Report how many lines hold the string "translate". Give the number and nothing else.

-- Begin DATA LISTING --

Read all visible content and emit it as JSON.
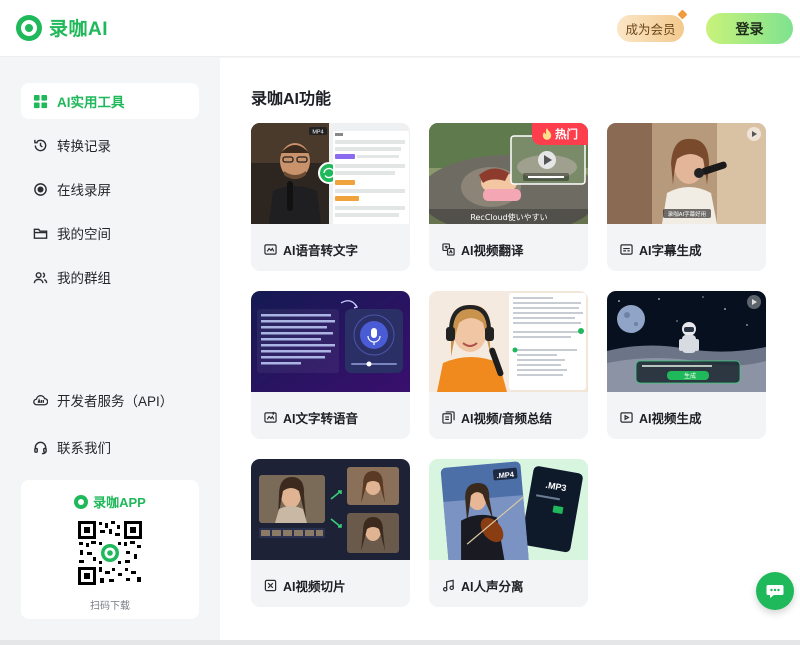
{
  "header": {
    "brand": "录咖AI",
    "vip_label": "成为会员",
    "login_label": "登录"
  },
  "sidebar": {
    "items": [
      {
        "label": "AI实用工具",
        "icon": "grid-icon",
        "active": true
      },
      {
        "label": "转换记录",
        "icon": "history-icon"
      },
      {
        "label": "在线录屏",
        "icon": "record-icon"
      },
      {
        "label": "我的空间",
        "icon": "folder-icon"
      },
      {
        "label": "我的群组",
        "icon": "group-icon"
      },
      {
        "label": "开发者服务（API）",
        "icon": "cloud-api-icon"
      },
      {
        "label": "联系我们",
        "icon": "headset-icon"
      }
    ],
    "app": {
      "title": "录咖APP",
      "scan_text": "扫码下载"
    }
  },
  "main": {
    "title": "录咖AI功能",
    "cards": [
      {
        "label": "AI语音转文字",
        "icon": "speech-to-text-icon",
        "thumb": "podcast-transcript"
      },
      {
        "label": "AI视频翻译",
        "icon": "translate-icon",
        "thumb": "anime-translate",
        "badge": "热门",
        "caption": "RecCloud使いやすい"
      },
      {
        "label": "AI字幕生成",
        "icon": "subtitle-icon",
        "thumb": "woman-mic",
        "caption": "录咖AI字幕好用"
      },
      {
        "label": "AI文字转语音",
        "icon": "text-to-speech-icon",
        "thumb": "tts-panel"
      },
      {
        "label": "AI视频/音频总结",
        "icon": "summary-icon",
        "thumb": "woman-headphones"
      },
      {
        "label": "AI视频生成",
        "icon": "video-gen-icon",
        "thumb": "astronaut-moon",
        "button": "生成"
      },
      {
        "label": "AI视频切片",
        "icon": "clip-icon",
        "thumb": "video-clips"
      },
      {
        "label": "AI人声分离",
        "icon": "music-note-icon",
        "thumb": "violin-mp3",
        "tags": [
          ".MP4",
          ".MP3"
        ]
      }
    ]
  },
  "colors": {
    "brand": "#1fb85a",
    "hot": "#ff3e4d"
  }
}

-- End DATA LISTING --

◆ RESULT OF THIS TASK ◆
2